*REQUIRED TASK:* Gather all lines in the records below that include the word "ERROR".
# start of DATA ENTRIES
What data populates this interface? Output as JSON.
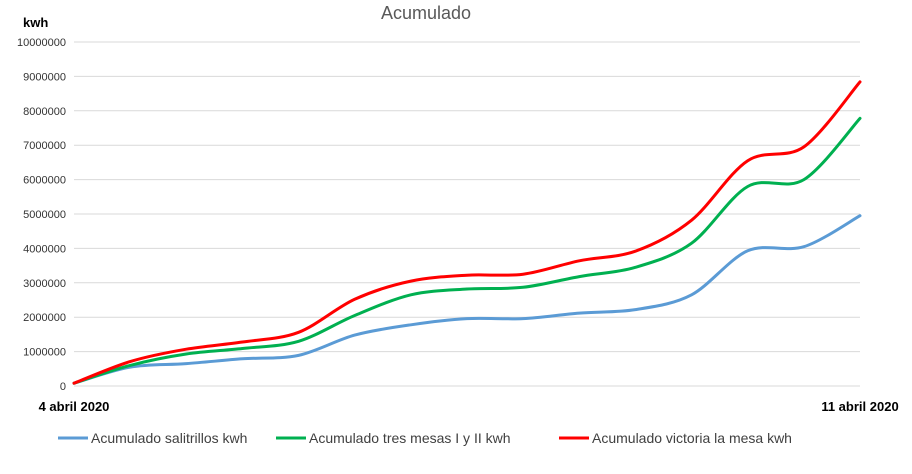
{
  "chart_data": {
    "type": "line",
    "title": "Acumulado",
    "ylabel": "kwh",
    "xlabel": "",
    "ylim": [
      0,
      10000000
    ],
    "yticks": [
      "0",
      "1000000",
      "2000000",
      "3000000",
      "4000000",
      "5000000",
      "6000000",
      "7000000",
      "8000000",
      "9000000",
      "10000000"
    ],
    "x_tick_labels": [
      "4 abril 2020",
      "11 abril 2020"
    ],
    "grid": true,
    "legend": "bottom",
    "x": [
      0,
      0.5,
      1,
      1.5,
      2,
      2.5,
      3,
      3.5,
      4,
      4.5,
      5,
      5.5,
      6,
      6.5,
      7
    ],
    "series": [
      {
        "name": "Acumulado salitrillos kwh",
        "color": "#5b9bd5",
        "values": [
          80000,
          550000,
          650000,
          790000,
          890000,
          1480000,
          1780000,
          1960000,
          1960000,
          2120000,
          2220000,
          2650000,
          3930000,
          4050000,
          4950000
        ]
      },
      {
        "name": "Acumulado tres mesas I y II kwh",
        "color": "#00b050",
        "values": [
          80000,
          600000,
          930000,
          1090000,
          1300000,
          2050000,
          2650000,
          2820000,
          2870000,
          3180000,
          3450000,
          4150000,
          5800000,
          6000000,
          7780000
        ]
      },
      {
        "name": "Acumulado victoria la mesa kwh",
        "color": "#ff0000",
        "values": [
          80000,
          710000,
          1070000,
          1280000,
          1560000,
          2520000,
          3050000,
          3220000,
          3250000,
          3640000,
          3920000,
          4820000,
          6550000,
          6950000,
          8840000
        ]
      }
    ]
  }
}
# end of DATA ENTRIES
# start of DATA ENTRIES
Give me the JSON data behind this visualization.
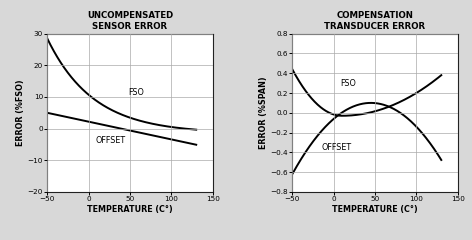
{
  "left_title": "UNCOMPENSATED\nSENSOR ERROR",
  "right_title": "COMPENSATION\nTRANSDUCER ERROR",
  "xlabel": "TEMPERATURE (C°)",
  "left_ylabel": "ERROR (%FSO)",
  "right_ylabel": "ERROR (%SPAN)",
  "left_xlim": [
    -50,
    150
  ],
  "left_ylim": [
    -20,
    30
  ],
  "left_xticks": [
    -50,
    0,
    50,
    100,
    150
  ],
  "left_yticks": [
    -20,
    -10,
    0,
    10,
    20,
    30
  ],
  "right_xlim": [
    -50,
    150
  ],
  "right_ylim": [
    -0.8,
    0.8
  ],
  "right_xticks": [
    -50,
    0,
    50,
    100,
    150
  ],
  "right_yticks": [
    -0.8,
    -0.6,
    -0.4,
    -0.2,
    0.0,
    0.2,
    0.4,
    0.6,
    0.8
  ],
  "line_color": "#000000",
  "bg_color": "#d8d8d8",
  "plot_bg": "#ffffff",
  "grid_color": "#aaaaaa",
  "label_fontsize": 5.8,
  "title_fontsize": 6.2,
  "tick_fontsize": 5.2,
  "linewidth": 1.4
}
# end of DATA ENTRIES
*RESPONSE:*
  "left_title": "UNCOMPENSATED\nSENSOR ERROR",
  "right_title": "COMPENSATION\nTRANSDUCER ERROR",
  "left_ylabel": "ERROR (%FSO)",
  "right_ylabel": "ERROR (%SPAN)",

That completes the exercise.